═══ AVAILABLE DATA

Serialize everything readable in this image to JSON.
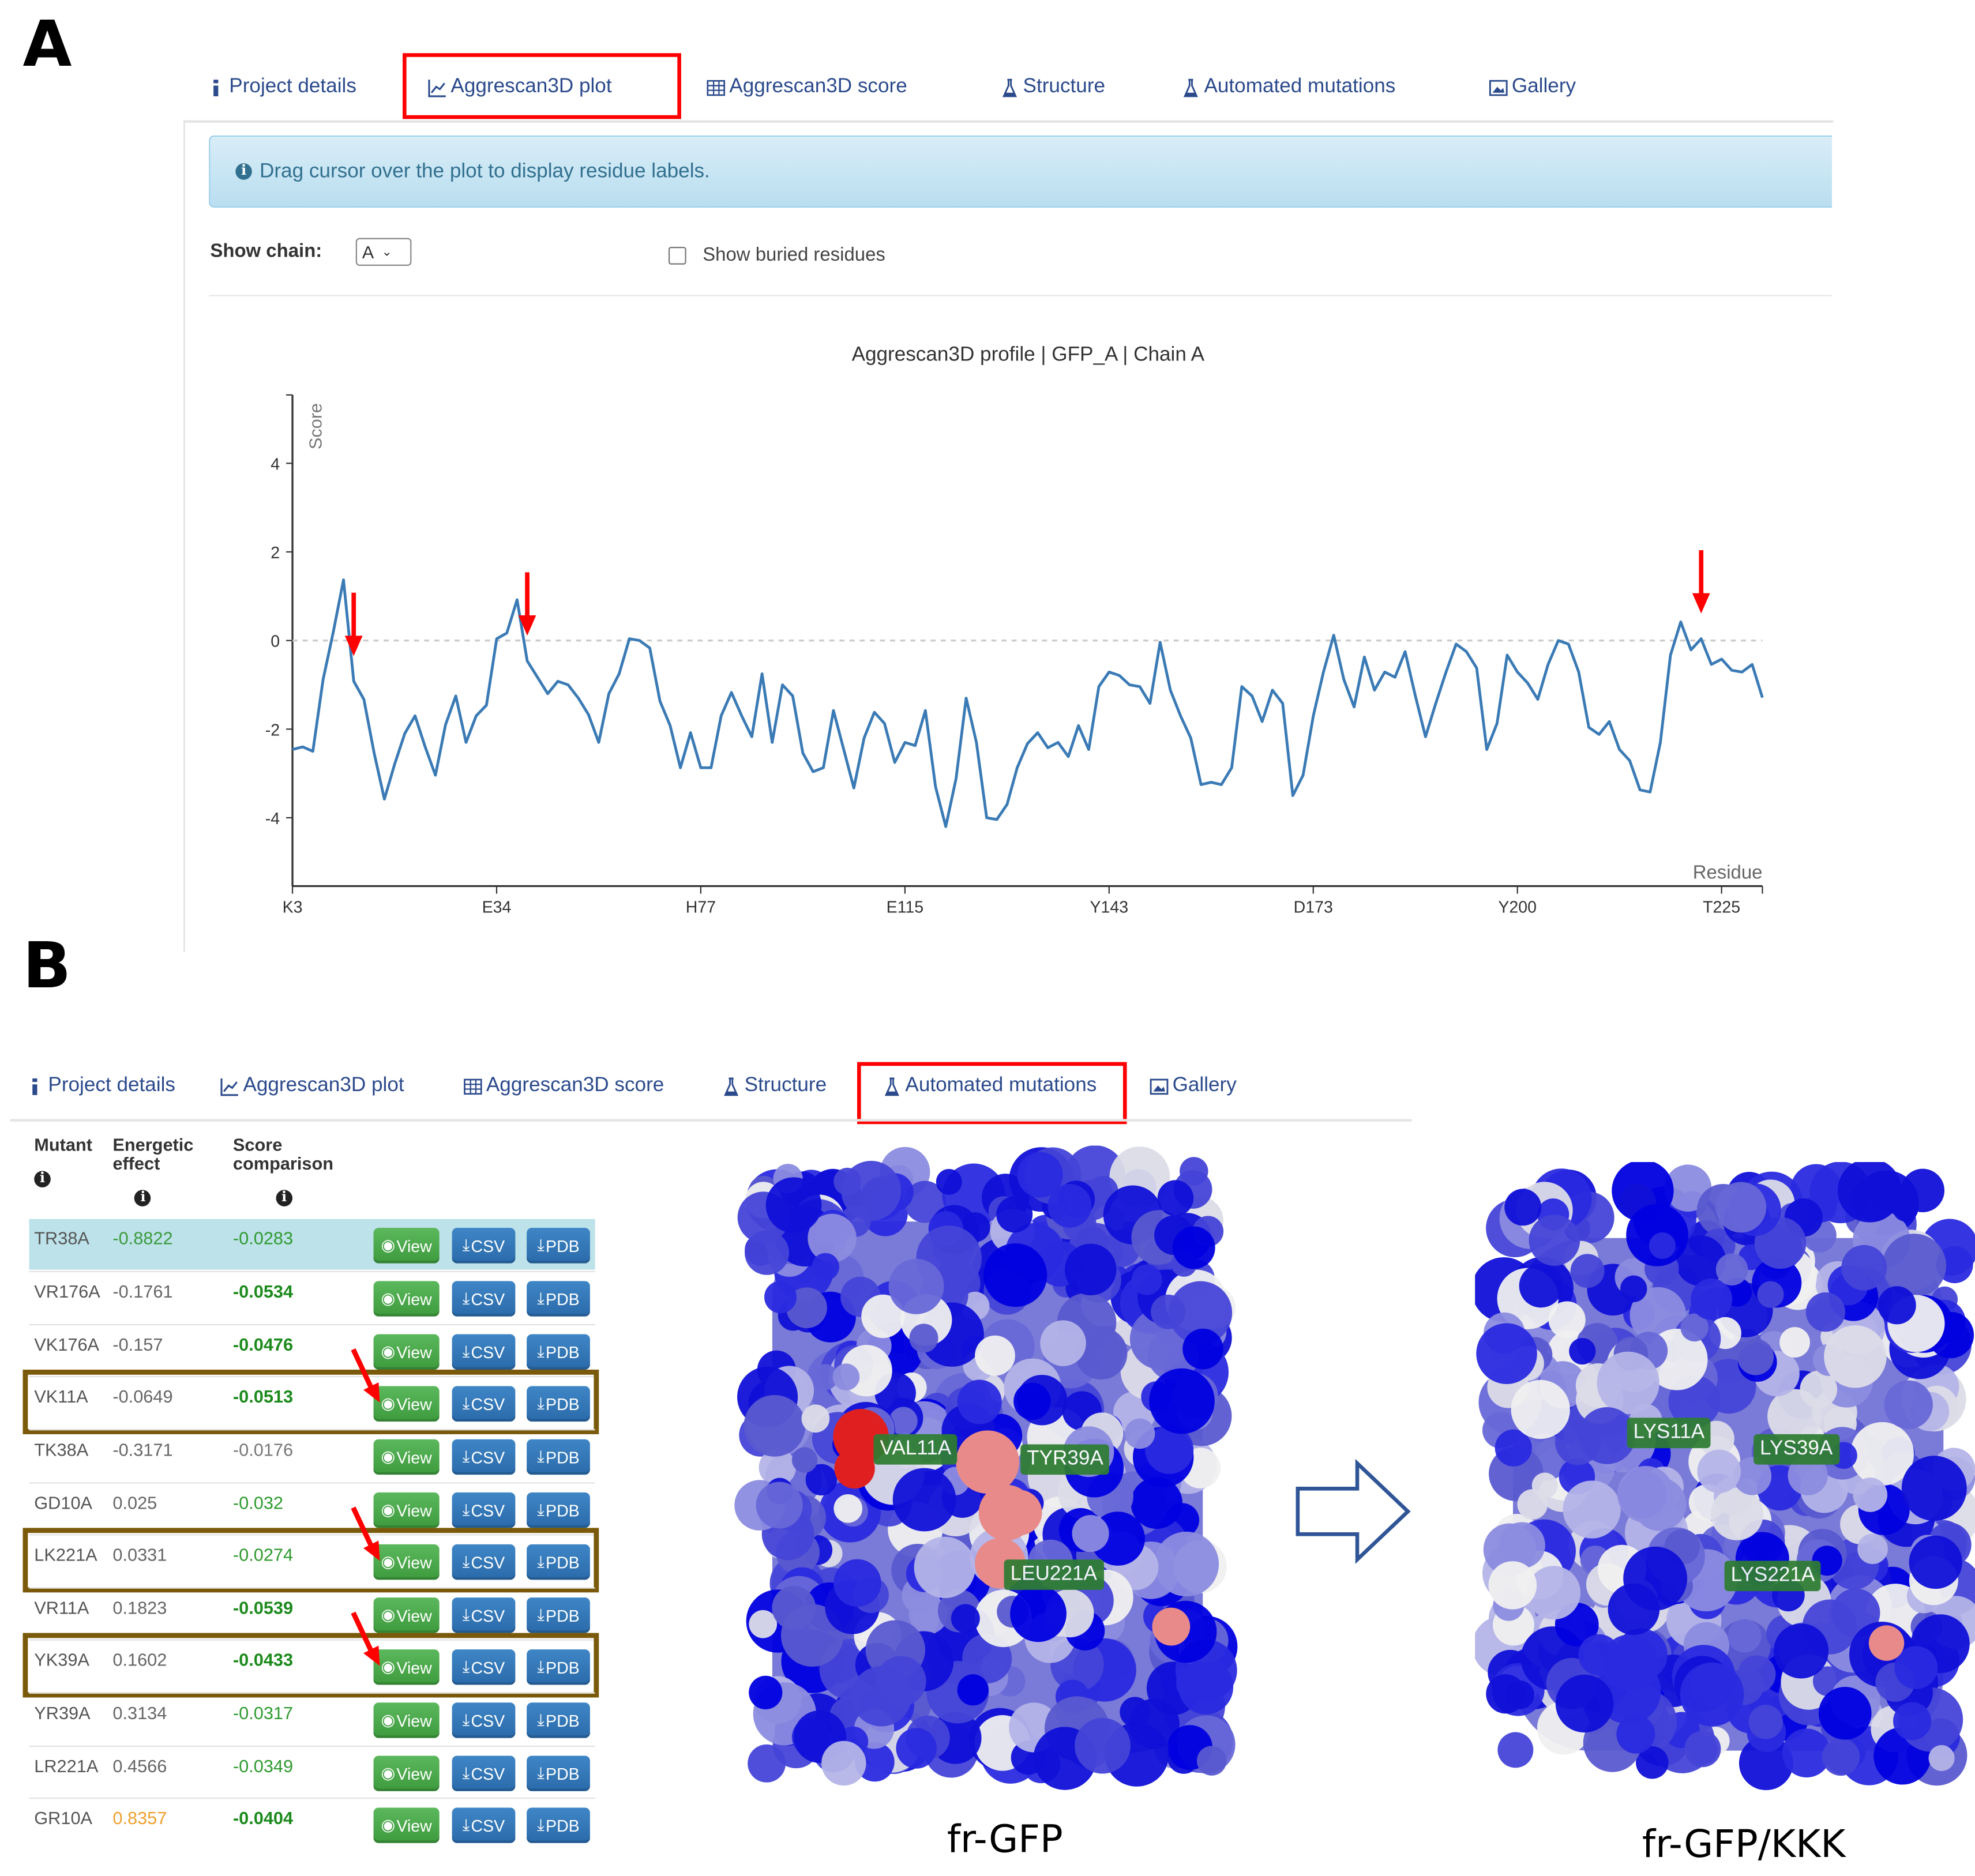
{
  "panel_a": {
    "letter": "A",
    "tabs": [
      {
        "label": "Project details",
        "icon": "info-icon"
      },
      {
        "label": "Aggrescan3D plot",
        "icon": "line-chart-icon",
        "highlighted": true
      },
      {
        "label": "Aggrescan3D score",
        "icon": "table-icon"
      },
      {
        "label": "Structure",
        "icon": "flask-icon"
      },
      {
        "label": "Automated mutations",
        "icon": "flask-icon"
      },
      {
        "label": "Gallery",
        "icon": "picture-icon"
      }
    ],
    "alert_text": "Drag cursor over the plot to display residue labels.",
    "show_chain_label": "Show chain:",
    "show_chain_value": "A",
    "show_buried_label": "Show buried residues",
    "show_buried_checked": false
  },
  "chart_data": {
    "type": "line",
    "title": "Aggrescan3D profile | GFP_A | Chain A",
    "xlabel": "Residue",
    "ylabel": "Score",
    "ylim": [
      -5.5,
      5.5
    ],
    "yticks": [
      -4,
      -2,
      0,
      2,
      4
    ],
    "ytick_labels": [
      "-4",
      "-2",
      "0",
      "2",
      "4"
    ],
    "xtick_labels": [
      "K3",
      "E34",
      "H77",
      "E115",
      "Y143",
      "D173",
      "Y200",
      "T225"
    ],
    "xtick_every": 20,
    "reference_line": 0,
    "series_color": "#3a7ab5",
    "annotation_arrows_at_index": [
      6,
      23,
      138
    ],
    "values": [
      -2.46,
      -2.4,
      -2.5,
      -0.88,
      0.2,
      1.37,
      -0.92,
      -1.33,
      -2.54,
      -3.58,
      -2.8,
      -2.1,
      -1.7,
      -2.4,
      -3.04,
      -1.9,
      -1.25,
      -2.3,
      -1.7,
      -1.46,
      0.04,
      0.17,
      0.92,
      -0.46,
      -0.83,
      -1.2,
      -0.92,
      -1.0,
      -1.3,
      -1.67,
      -2.3,
      -1.2,
      -0.75,
      0.04,
      0.0,
      -0.17,
      -1.37,
      -1.92,
      -2.87,
      -2.08,
      -2.87,
      -2.87,
      -1.7,
      -1.17,
      -1.7,
      -2.17,
      -0.75,
      -2.3,
      -1.0,
      -1.25,
      -2.54,
      -2.96,
      -2.87,
      -1.58,
      -2.46,
      -3.33,
      -2.2,
      -1.62,
      -1.87,
      -2.75,
      -2.3,
      -2.37,
      -1.58,
      -3.3,
      -4.2,
      -3.12,
      -1.3,
      -2.3,
      -4.0,
      -4.04,
      -3.7,
      -2.87,
      -2.33,
      -2.08,
      -2.42,
      -2.3,
      -2.62,
      -1.92,
      -2.46,
      -1.04,
      -0.71,
      -0.79,
      -1.0,
      -1.04,
      -1.42,
      -0.04,
      -1.12,
      -1.7,
      -2.2,
      -3.25,
      -3.2,
      -3.25,
      -2.87,
      -1.04,
      -1.25,
      -1.83,
      -1.12,
      -1.42,
      -3.5,
      -3.04,
      -1.7,
      -0.71,
      0.12,
      -0.88,
      -1.5,
      -0.37,
      -1.12,
      -0.71,
      -0.83,
      -0.25,
      -1.25,
      -2.17,
      -1.42,
      -0.71,
      -0.08,
      -0.25,
      -0.62,
      -2.46,
      -1.87,
      -0.33,
      -0.71,
      -0.96,
      -1.33,
      -0.54,
      0.0,
      -0.08,
      -0.71,
      -1.96,
      -2.12,
      -1.83,
      -2.46,
      -2.71,
      -3.37,
      -3.42,
      -2.3,
      -0.33,
      0.42,
      -0.21,
      0.04,
      -0.54,
      -0.42,
      -0.67,
      -0.71,
      -0.54,
      -1.29
    ]
  },
  "panel_b": {
    "letter": "B",
    "tabs": [
      {
        "label": "Project details",
        "icon": "info-icon"
      },
      {
        "label": "Aggrescan3D plot",
        "icon": "line-chart-icon"
      },
      {
        "label": "Aggrescan3D score",
        "icon": "table-icon"
      },
      {
        "label": "Structure",
        "icon": "flask-icon"
      },
      {
        "label": "Automated mutations",
        "icon": "flask-icon",
        "highlighted": true
      },
      {
        "label": "Gallery",
        "icon": "picture-icon"
      }
    ],
    "table": {
      "headers": {
        "mutant": "Mutant",
        "energetic_1": "Energetic",
        "energetic_2": "effect",
        "score_1": "Score",
        "score_2": "comparison"
      },
      "buttons": {
        "view": "View",
        "csv": "CSV",
        "pdb": "PDB"
      },
      "rows": [
        {
          "mutant": "TR38A",
          "energetic": "-0.8822",
          "score": "-0.0283",
          "energetic_color": "#3c9a3c",
          "score_color": "#2f9a2f",
          "score_bold": false,
          "selected": true
        },
        {
          "mutant": "VR176A",
          "energetic": "-0.1761",
          "score": "-0.0534",
          "energetic_color": "#666666",
          "score_color": "#1c8a1c",
          "score_bold": true
        },
        {
          "mutant": "VK176A",
          "energetic": "-0.157",
          "score": "-0.0476",
          "energetic_color": "#666666",
          "score_color": "#1c8a1c",
          "score_bold": true
        },
        {
          "mutant": "VK11A",
          "energetic": "-0.0649",
          "score": "-0.0513",
          "energetic_color": "#666666",
          "score_color": "#1c8a1c",
          "score_bold": true,
          "boxed": true
        },
        {
          "mutant": "TK38A",
          "energetic": "-0.3171",
          "score": "-0.0176",
          "energetic_color": "#666666",
          "score_color": "#777777",
          "score_bold": false
        },
        {
          "mutant": "GD10A",
          "energetic": "0.025",
          "score": "-0.032",
          "energetic_color": "#666666",
          "score_color": "#2f9a2f",
          "score_bold": false
        },
        {
          "mutant": "LK221A",
          "energetic": "0.0331",
          "score": "-0.0274",
          "energetic_color": "#666666",
          "score_color": "#2f9a2f",
          "score_bold": false,
          "boxed": true
        },
        {
          "mutant": "VR11A",
          "energetic": "0.1823",
          "score": "-0.0539",
          "energetic_color": "#666666",
          "score_color": "#1c8a1c",
          "score_bold": true
        },
        {
          "mutant": "YK39A",
          "energetic": "0.1602",
          "score": "-0.0433",
          "energetic_color": "#666666",
          "score_color": "#1c8a1c",
          "score_bold": true,
          "boxed": true
        },
        {
          "mutant": "YR39A",
          "energetic": "0.3134",
          "score": "-0.0317",
          "energetic_color": "#666666",
          "score_color": "#2f9a2f",
          "score_bold": false
        },
        {
          "mutant": "LR221A",
          "energetic": "0.4566",
          "score": "-0.0349",
          "energetic_color": "#666666",
          "score_color": "#2f9a2f",
          "score_bold": false
        },
        {
          "mutant": "GR10A",
          "energetic": "0.8357",
          "score": "-0.0404",
          "energetic_color": "#f0a030",
          "score_color": "#1c8a1c",
          "score_bold": true
        }
      ]
    },
    "structures": [
      {
        "caption": "fr-GFP",
        "labels": [
          "VAL11A",
          "TYR39A",
          "LEU221A"
        ]
      },
      {
        "caption": "fr-GFP/KKK",
        "labels": [
          "LYS11A",
          "LYS39A",
          "LYS221A"
        ]
      }
    ]
  }
}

══════

**TASK BRIEF**
Quote every entry exactly, with the pictures omitted.

**RESPONSE BELOW**
Serialize everything readable in this image to JSON.
{
  "panel_a": {
    "letter": "A",
    "tabs": [
      {
        "label": "Project details",
        "icon": "info-icon"
      },
      {
        "label": "Aggrescan3D plot",
        "icon": "line-chart-icon",
        "highlighted": true
      },
      {
        "label": "Aggrescan3D score",
        "icon": "table-icon"
      },
      {
        "label": "Structure",
        "icon": "flask-icon"
      },
      {
        "label": "Automated mutations",
        "icon": "flask-icon"
      },
      {
        "label": "Gallery",
        "icon": "picture-icon"
      }
    ],
    "alert_text": "Drag cursor over the plot to display residue labels.",
    "show_chain_label": "Show chain:",
    "show_chain_value": "A",
    "show_buried_label": "Show buried residues",
    "show_buried_checked": false
  },
  "chart_data": {
    "type": "line",
    "title": "Aggrescan3D profile | GFP_A | Chain A",
    "xlabel": "Residue",
    "ylabel": "Score",
    "ylim": [
      -5.5,
      5.5
    ],
    "yticks": [
      -4,
      -2,
      0,
      2,
      4
    ],
    "ytick_labels": [
      "-4",
      "-2",
      "0",
      "2",
      "4"
    ],
    "xtick_labels": [
      "K3",
      "E34",
      "H77",
      "E115",
      "Y143",
      "D173",
      "Y200",
      "T225"
    ],
    "xtick_every": 20,
    "reference_line": 0,
    "series_color": "#3a7ab5",
    "annotation_arrows_at_index": [
      6,
      23,
      138
    ],
    "values": [
      -2.46,
      -2.4,
      -2.5,
      -0.88,
      0.2,
      1.37,
      -0.92,
      -1.33,
      -2.54,
      -3.58,
      -2.8,
      -2.1,
      -1.7,
      -2.4,
      -3.04,
      -1.9,
      -1.25,
      -2.3,
      -1.7,
      -1.46,
      0.04,
      0.17,
      0.92,
      -0.46,
      -0.83,
      -1.2,
      -0.92,
      -1.0,
      -1.3,
      -1.67,
      -2.3,
      -1.2,
      -0.75,
      0.04,
      0.0,
      -0.17,
      -1.37,
      -1.92,
      -2.87,
      -2.08,
      -2.87,
      -2.87,
      -1.7,
      -1.17,
      -1.7,
      -2.17,
      -0.75,
      -2.3,
      -1.0,
      -1.25,
      -2.54,
      -2.96,
      -2.87,
      -1.58,
      -2.46,
      -3.33,
      -2.2,
      -1.62,
      -1.87,
      -2.75,
      -2.3,
      -2.37,
      -1.58,
      -3.3,
      -4.2,
      -3.12,
      -1.3,
      -2.3,
      -4.0,
      -4.04,
      -3.7,
      -2.87,
      -2.33,
      -2.08,
      -2.42,
      -2.3,
      -2.62,
      -1.92,
      -2.46,
      -1.04,
      -0.71,
      -0.79,
      -1.0,
      -1.04,
      -1.42,
      -0.04,
      -1.12,
      -1.7,
      -2.2,
      -3.25,
      -3.2,
      -3.25,
      -2.87,
      -1.04,
      -1.25,
      -1.83,
      -1.12,
      -1.42,
      -3.5,
      -3.04,
      -1.7,
      -0.71,
      0.12,
      -0.88,
      -1.5,
      -0.37,
      -1.12,
      -0.71,
      -0.83,
      -0.25,
      -1.25,
      -2.17,
      -1.42,
      -0.71,
      -0.08,
      -0.25,
      -0.62,
      -2.46,
      -1.87,
      -0.33,
      -0.71,
      -0.96,
      -1.33,
      -0.54,
      0.0,
      -0.08,
      -0.71,
      -1.96,
      -2.12,
      -1.83,
      -2.46,
      -2.71,
      -3.37,
      -3.42,
      -2.3,
      -0.33,
      0.42,
      -0.21,
      0.04,
      -0.54,
      -0.42,
      -0.67,
      -0.71,
      -0.54,
      -1.29
    ]
  },
  "panel_b": {
    "letter": "B",
    "tabs": [
      {
        "label": "Project details",
        "icon": "info-icon"
      },
      {
        "label": "Aggrescan3D plot",
        "icon": "line-chart-icon"
      },
      {
        "label": "Aggrescan3D score",
        "icon": "table-icon"
      },
      {
        "label": "Structure",
        "icon": "flask-icon"
      },
      {
        "label": "Automated mutations",
        "icon": "flask-icon",
        "highlighted": true
      },
      {
        "label": "Gallery",
        "icon": "picture-icon"
      }
    ],
    "table": {
      "headers": {
        "mutant": "Mutant",
        "energetic_1": "Energetic",
        "energetic_2": "effect",
        "score_1": "Score",
        "score_2": "comparison"
      },
      "buttons": {
        "view": "View",
        "csv": "CSV",
        "pdb": "PDB"
      },
      "rows": [
        {
          "mutant": "TR38A",
          "energetic": "-0.8822",
          "score": "-0.0283",
          "energetic_color": "#3c9a3c",
          "score_color": "#2f9a2f",
          "score_bold": false,
          "selected": true
        },
        {
          "mutant": "VR176A",
          "energetic": "-0.1761",
          "score": "-0.0534",
          "energetic_color": "#666666",
          "score_color": "#1c8a1c",
          "score_bold": true
        },
        {
          "mutant": "VK176A",
          "energetic": "-0.157",
          "score": "-0.0476",
          "energetic_color": "#666666",
          "score_color": "#1c8a1c",
          "score_bold": true
        },
        {
          "mutant": "VK11A",
          "energetic": "-0.0649",
          "score": "-0.0513",
          "energetic_color": "#666666",
          "score_color": "#1c8a1c",
          "score_bold": true,
          "boxed": true
        },
        {
          "mutant": "TK38A",
          "energetic": "-0.3171",
          "score": "-0.0176",
          "energetic_color": "#666666",
          "score_color": "#777777",
          "score_bold": false
        },
        {
          "mutant": "GD10A",
          "energetic": "0.025",
          "score": "-0.032",
          "energetic_color": "#666666",
          "score_color": "#2f9a2f",
          "score_bold": false
        },
        {
          "mutant": "LK221A",
          "energetic": "0.0331",
          "score": "-0.0274",
          "energetic_color": "#666666",
          "score_color": "#2f9a2f",
          "score_bold": false,
          "boxed": true
        },
        {
          "mutant": "VR11A",
          "energetic": "0.1823",
          "score": "-0.0539",
          "energetic_color": "#666666",
          "score_color": "#1c8a1c",
          "score_bold": true
        },
        {
          "mutant": "YK39A",
          "energetic": "0.1602",
          "score": "-0.0433",
          "energetic_color": "#666666",
          "score_color": "#1c8a1c",
          "score_bold": true,
          "boxed": true
        },
        {
          "mutant": "YR39A",
          "energetic": "0.3134",
          "score": "-0.0317",
          "energetic_color": "#666666",
          "score_color": "#2f9a2f",
          "score_bold": false
        },
        {
          "mutant": "LR221A",
          "energetic": "0.4566",
          "score": "-0.0349",
          "energetic_color": "#666666",
          "score_color": "#2f9a2f",
          "score_bold": false
        },
        {
          "mutant": "GR10A",
          "energetic": "0.8357",
          "score": "-0.0404",
          "energetic_color": "#f0a030",
          "score_color": "#1c8a1c",
          "score_bold": true
        }
      ]
    },
    "structures": [
      {
        "caption": "fr-GFP",
        "labels": [
          "VAL11A",
          "TYR39A",
          "LEU221A"
        ]
      },
      {
        "caption": "fr-GFP/KKK",
        "labels": [
          "LYS11A",
          "LYS39A",
          "LYS221A"
        ]
      }
    ]
  }
}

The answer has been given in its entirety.